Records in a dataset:

## START

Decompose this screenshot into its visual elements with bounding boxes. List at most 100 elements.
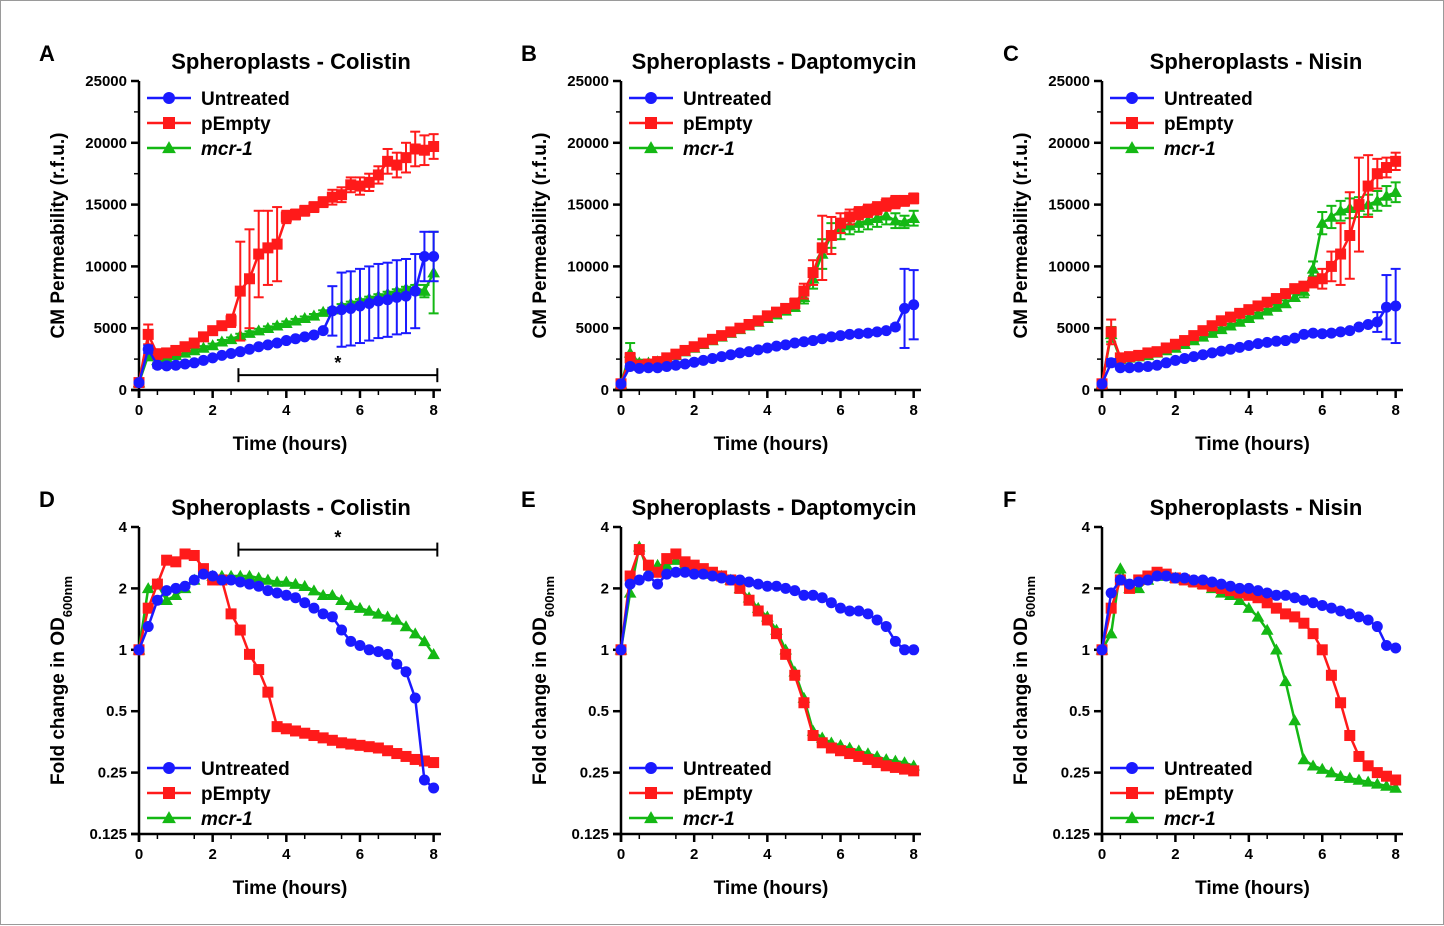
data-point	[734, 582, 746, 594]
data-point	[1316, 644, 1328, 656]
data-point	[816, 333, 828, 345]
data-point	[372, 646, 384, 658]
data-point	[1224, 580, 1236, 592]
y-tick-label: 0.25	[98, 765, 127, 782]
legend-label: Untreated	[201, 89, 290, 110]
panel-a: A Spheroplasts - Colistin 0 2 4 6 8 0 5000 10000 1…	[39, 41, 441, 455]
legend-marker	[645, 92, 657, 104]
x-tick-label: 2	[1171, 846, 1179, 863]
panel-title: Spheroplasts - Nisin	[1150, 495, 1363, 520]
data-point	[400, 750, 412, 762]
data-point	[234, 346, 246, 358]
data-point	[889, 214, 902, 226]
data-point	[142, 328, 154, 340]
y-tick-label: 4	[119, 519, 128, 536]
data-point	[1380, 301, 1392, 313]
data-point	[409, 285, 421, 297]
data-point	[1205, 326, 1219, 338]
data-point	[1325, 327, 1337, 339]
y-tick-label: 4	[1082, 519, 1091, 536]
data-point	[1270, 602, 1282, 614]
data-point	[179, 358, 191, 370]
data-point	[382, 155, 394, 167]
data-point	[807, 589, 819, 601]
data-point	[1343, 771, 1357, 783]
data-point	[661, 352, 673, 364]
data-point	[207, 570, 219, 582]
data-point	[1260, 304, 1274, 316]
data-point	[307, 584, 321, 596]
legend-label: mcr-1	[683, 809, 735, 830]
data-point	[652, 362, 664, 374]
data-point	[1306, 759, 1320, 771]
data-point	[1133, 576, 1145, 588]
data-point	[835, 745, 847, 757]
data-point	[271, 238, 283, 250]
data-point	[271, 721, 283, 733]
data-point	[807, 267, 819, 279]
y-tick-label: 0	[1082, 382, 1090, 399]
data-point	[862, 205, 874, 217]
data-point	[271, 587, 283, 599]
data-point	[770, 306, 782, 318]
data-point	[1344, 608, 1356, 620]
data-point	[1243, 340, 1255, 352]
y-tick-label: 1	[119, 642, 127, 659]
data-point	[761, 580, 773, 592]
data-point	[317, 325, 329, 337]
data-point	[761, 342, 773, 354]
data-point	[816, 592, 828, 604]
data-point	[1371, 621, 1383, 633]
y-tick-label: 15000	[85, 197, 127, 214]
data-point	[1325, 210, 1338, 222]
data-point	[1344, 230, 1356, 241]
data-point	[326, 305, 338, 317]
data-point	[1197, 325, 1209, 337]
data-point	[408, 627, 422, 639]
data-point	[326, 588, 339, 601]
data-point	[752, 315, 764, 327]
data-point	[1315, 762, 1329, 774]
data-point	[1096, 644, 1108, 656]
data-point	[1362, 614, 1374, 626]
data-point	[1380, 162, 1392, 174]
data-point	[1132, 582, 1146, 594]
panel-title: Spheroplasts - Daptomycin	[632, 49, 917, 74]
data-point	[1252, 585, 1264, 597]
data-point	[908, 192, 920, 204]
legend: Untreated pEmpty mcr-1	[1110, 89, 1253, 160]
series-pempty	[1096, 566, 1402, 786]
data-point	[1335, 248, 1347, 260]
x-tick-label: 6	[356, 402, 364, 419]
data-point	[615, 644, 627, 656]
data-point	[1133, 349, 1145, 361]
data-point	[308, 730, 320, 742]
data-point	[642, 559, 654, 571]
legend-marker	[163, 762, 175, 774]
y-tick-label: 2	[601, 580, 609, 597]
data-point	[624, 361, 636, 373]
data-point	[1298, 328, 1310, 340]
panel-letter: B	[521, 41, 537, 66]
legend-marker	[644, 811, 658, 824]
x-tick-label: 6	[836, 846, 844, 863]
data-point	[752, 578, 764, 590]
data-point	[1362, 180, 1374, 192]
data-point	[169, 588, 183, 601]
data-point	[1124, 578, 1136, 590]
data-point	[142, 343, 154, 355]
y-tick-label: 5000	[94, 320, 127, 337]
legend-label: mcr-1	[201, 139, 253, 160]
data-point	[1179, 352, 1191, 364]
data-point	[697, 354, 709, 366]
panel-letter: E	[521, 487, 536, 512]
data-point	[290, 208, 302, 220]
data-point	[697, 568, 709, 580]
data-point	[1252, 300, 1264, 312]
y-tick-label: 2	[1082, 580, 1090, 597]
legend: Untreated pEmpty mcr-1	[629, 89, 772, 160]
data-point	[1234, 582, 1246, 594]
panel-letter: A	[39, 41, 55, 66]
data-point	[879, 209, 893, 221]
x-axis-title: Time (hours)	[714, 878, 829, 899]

## END

**Set exercise**. Transcribe all of the data above line for line, without altering any entry, and leave the picture out of your answer.

**Result**.
Decompose this screenshot into its visual elements with bounding boxes. List at most 100 elements.
data-point	[734, 582, 746, 594]
data-point	[1316, 644, 1328, 656]
data-point	[816, 333, 828, 345]
data-point	[372, 646, 384, 658]
data-point	[1224, 580, 1236, 592]
y-tick-label: 0.25	[98, 765, 127, 782]
legend-label: Untreated	[201, 89, 290, 110]
panel-a: A Spheroplasts - Colistin 0 2 4 6 8 0 5000 10000 1…	[39, 41, 441, 455]
legend-marker	[645, 92, 657, 104]
x-tick-label: 2	[1171, 846, 1179, 863]
panel-title: Spheroplasts - Nisin	[1150, 495, 1363, 520]
data-point	[400, 750, 412, 762]
data-point	[234, 346, 246, 358]
data-point	[889, 214, 902, 226]
data-point	[142, 328, 154, 340]
y-tick-label: 4	[119, 519, 128, 536]
data-point	[1380, 301, 1392, 313]
data-point	[409, 285, 421, 297]
data-point	[1205, 326, 1219, 338]
data-point	[1325, 327, 1337, 339]
y-tick-label: 4	[1082, 519, 1091, 536]
data-point	[1270, 602, 1282, 614]
data-point	[179, 358, 191, 370]
data-point	[382, 155, 394, 167]
data-point	[807, 589, 819, 601]
data-point	[1343, 771, 1357, 783]
data-point	[661, 352, 673, 364]
data-point	[207, 570, 219, 582]
data-point	[1260, 304, 1274, 316]
data-point	[307, 584, 321, 596]
legend-label: mcr-1	[683, 809, 735, 830]
data-point	[652, 362, 664, 374]
data-point	[1306, 759, 1320, 771]
data-point	[1133, 576, 1145, 588]
data-point	[835, 745, 847, 757]
data-point	[271, 238, 283, 250]
data-point	[271, 721, 283, 733]
data-point	[807, 267, 819, 279]
y-tick-label: 0	[1082, 382, 1090, 399]
data-point	[862, 205, 874, 217]
data-point	[271, 587, 283, 599]
data-point	[770, 306, 782, 318]
data-point	[1344, 608, 1356, 620]
data-point	[1243, 340, 1255, 352]
y-tick-label: 1	[119, 642, 127, 659]
data-point	[761, 580, 773, 592]
data-point	[317, 325, 329, 337]
data-point	[761, 342, 773, 354]
data-point	[816, 592, 828, 604]
data-point	[1371, 621, 1383, 633]
y-tick-label: 15000	[85, 197, 127, 214]
data-point	[1325, 210, 1338, 222]
data-point	[1344, 230, 1356, 241]
data-point	[326, 305, 338, 317]
data-point	[1197, 325, 1209, 337]
data-point	[408, 627, 422, 639]
data-point	[326, 588, 339, 601]
data-point	[752, 315, 764, 327]
data-point	[1315, 762, 1329, 774]
data-point	[1096, 644, 1108, 656]
data-point	[1362, 614, 1374, 626]
data-point	[1380, 162, 1392, 174]
data-point	[1132, 582, 1146, 594]
panel-title: Spheroplasts - Daptomycin	[632, 49, 917, 74]
data-point	[1252, 585, 1264, 597]
data-point	[908, 192, 920, 204]
legend: Untreated pEmpty mcr-1	[1110, 89, 1253, 160]
series-pempty	[1096, 566, 1402, 786]
data-point	[1335, 248, 1347, 260]
x-tick-label: 6	[356, 402, 364, 419]
data-point	[615, 644, 627, 656]
data-point	[1133, 349, 1145, 361]
data-point	[308, 730, 320, 742]
data-point	[642, 559, 654, 571]
legend-marker	[163, 762, 175, 774]
y-tick-label: 2	[601, 580, 609, 597]
data-point	[624, 361, 636, 373]
data-point	[1298, 328, 1310, 340]
panel-letter: B	[521, 41, 537, 66]
legend-marker	[644, 811, 658, 824]
x-tick-label: 6	[836, 846, 844, 863]
data-point	[752, 578, 764, 590]
data-point	[1362, 180, 1374, 192]
data-point	[169, 588, 183, 601]
data-point	[1124, 578, 1136, 590]
data-point	[142, 343, 154, 355]
y-tick-label: 5000	[94, 320, 127, 337]
legend-label: mcr-1	[201, 139, 253, 160]
data-point	[1179, 352, 1191, 364]
data-point	[697, 354, 709, 366]
panel-letter: E	[521, 487, 536, 512]
data-point	[290, 208, 302, 220]
data-point	[697, 568, 709, 580]
data-point	[1252, 300, 1264, 312]
y-tick-label: 2	[1082, 580, 1090, 597]
legend: Untreated pEmpty mcr-1	[629, 89, 772, 160]
data-point	[1234, 582, 1246, 594]
panel-letter: A	[39, 41, 55, 66]
data-point	[879, 209, 893, 221]
x-axis-title: Time (hours)	[714, 878, 829, 899]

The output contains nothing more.